▸ Set exercise
Go through the listing and set it down exactly, leaving out its pictures.

>> begin

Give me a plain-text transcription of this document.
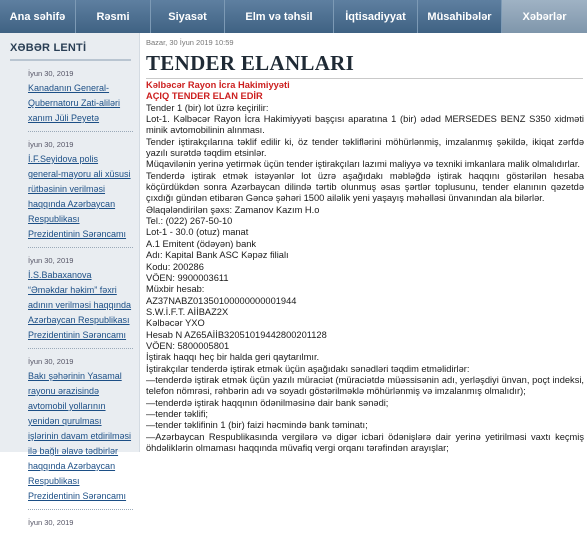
Ana səhifə	Rəsmi	Siyasət	Elm və təhsil	İqtisadiyyat	Müsahibələr	Xəbərlər
XƏBƏR LENTİ
İyun 30, 2019
Kanadanın General-Qubernatoru Zati-aliləri xanım Jüli Peyetə
İyun 30, 2019
İ.F.Seyidova polis general-mayoru ali xüsusi rütbəsinin verilməsi haqqında Azərbaycan Respublikası Prezidentinin Sərəncamı
İyun 30, 2019
İ.S.Babaxanova “Əməkdar həkim” fəxri adının verilməsi haqqında Azərbaycan Respublikası Prezidentinin Sərəncamı
İyun 30, 2019
Bakı şəhərinin Yasamal rayonu ərazisində avtomobil yollarının yenidən qurulması işlərinin davam etdirilməsi ilə bağlı əlavə tədbirlər haqqında Azərbaycan Respublikası Prezidentinin Sərəncamı
İyun 30, 2019
Bazar, 30 İyun 2019 10:59
TENDER ELANLARI
Kəlbəcər Rayon İcra Hakimiyyəti
AÇIQ TENDER ELAN EDİR
Tender 1 (bir) lot üzrə keçirilir:
Lot-1. Kəlbəcər Rayon İcra Hakimiyyəti başçısı aparatına 1 (bir) ədəd MERSEDES BENZ S350 xidməti minik avtomobilinin alınması.
Tender iştirakçılarına təklif edilir ki, öz tender təkliflərini möhürlənmiş, imzalanmış şəkildə, ikiqat zərfdə yazılı surətdə təqdim etsinlər.
Müqavilənin yerinə yetirmək üçün tender iştirakçıları lazımi maliyyə və texniki imkanlara malik olmalıdırlar.
Tenderdə iştirak etmək istəyənlər lot üzrə aşağıdakı məbləğdə iştirak haqqını göstərilən hesaba köçürdükdən sonra Azərbaycan dilində tərtib olunmuş əsas şərtlər toplusunu, tender elanının qəzetdə çıxdığı gündən etibarən Gəncə şəhəri 1500 ailəlik yeni yaşayış məhəlləsi ünvanından ala bilərlər.
Əlaqələndirilən şəxs: Zamanov Kazım H.o
Tel.: (022) 267-50-10
Lot-1 - 30.0 (otuz) manat
A.1 Emitent (ödəyən) bank
Adı: Kapital Bank ASC Kəpəz filialı
Kodu: 200286
VÖEN: 9900003611
Müxbir hesab:
AZ37NABZ01350100000000001944
S.W.İ.F.T. AİİBAZ2X
Kəlbəcər YXO
Hesab N AZ65AİİB32051019442800201128
VÖEN: 5800005801
İştirak haqqı heç bir halda geri qaytarılmır.
İştirakçılar tenderdə iştirak etmək üçün aşağıdakı sənədləri təqdim etməlidirlər:
—tenderdə iştirak etmək üçün yazılı müraciət (müraciətdə müəssisənin adı, yerləşdiyi ünvan, poçt indeksi, telefon nömrəsi, rəhbərin adı və soyadı göstərilməklə möhürlənmiş və imzalanmış olmalıdır);
—tenderdə iştirak haqqının ödənilməsinə dair bank sənədi;
—tender təklifi;
—tender təklifinin 1 (bir) faizi həcmində bank təminatı;
—Azərbaycan Respublikasında vergilərə və digər icbari ödənişlərə dair yerinə yetirilməsi vaxtı keçmiş öhdəliklərin olmaması haqqında müvafiq vergi orqanı tərəfindən arayışlar;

>> end

▸ Finished answer
Give me a plain-text transcription of this document.
Ana səhifə	Rəsmi	Siyasət	Elm və təhsil	İqtisadiyyat	Müsahibələr	Xəbərlər
XƏBƏR LENTİ
İyun 30, 2019
Kanadanın General-Qubernatoru Zati-aliləri xanım Jüli Peyetə
İyun 30, 2019
İ.F.Seyidova polis general-mayoru ali xüsusi rütbəsinin verilməsi haqqında Azərbaycan Respublikası Prezidentinin Sərəncamı
İyun 30, 2019
İ.S.Babaxanova “Əməkdar həkim” fəxri adının verilməsi haqqında Azərbaycan Respublikası Prezidentinin Sərəncamı
İyun 30, 2019
Bakı şəhərinin Yasamal rayonu ərazisində avtomobil yollarının yenidən qurulması işlərinin davam etdirilməsi ilə bağlı əlavə tədbirlər haqqında Azərbaycan Respublikası Prezidentinin Sərəncamı
İyun 30, 2019
Bazar, 30 İyun 2019 10:59
TENDER ELANLARI
Kəlbəcər Rayon İcra Hakimiyyəti
AÇIQ TENDER ELAN EDİR
Tender 1 (bir) lot üzrə keçirilir:
Lot-1. Kəlbəcər Rayon İcra Hakimiyyəti başçısı aparatına 1 (bir) ədəd MERSEDES BENZ S350 xidməti minik avtomobilinin alınması.
Tender iştirakçılarına təklif edilir ki, öz tender təkliflərini möhürlənmiş, imzalanmış şəkildə, ikiqat zərfdə yazılı surətdə təqdim etsinlər.
Müqavilənin yerinə yetirmək üçün tender iştirakçıları lazımi maliyyə və texniki imkanlara malik olmalıdırlar.
Tenderdə iştirak etmək istəyənlər lot üzrə aşağıdakı məbləğdə iştirak haqqını göstərilən hesaba köçürdükdən sonra Azərbaycan dilində tərtib olunmuş əsas şərtlər toplusunu, tender elanının qəzetdə çıxdığı gündən etibarən Gəncə şəhəri 1500 ailəlik yeni yaşayış məhəlləsi ünvanından ala bilərlər.
Əlaqələndirilən şəxs: Zamanov Kazım H.o
Tel.: (022) 267-50-10
Lot-1 - 30.0 (otuz) manat
A.1 Emitent (ödəyən) bank
Adı: Kapital Bank ASC Kəpəz filialı
Kodu: 200286
VÖEN: 9900003611
Müxbir hesab:
AZ37NABZ01350100000000001944
S.W.İ.F.T. AİİBAZ2X
Kəlbəcər YXO
Hesab N AZ65AİİB32051019442800201128
VÖEN: 5800005801
İştirak haqqı heç bir halda geri qaytarılmır.
İştirakçılar tenderdə iştirak etmək üçün aşağıdakı sənədləri təqdim etməlidirlər:
—tenderdə iştirak etmək üçün yazılı müraciət (müraciətdə müəssisənin adı, yerləşdiyi ünvan, poçt indeksi, telefon nömrəsi, rəhbərin adı və soyadı göstərilməklə möhürlənmiş və imzalanmış olmalıdır);
—tenderdə iştirak haqqının ödənilməsinə dair bank sənədi;
—tender təklifi;
—tender təklifinin 1 (bir) faizi həcmində bank təminatı;
—Azərbaycan Respublikasında vergilərə və digər icbari ödənişlərə dair yerinə yetirilməsi vaxtı keçmiş öhdəliklərin olmaması haqqında müvafiq vergi orqanı tərəfindən arayışlar;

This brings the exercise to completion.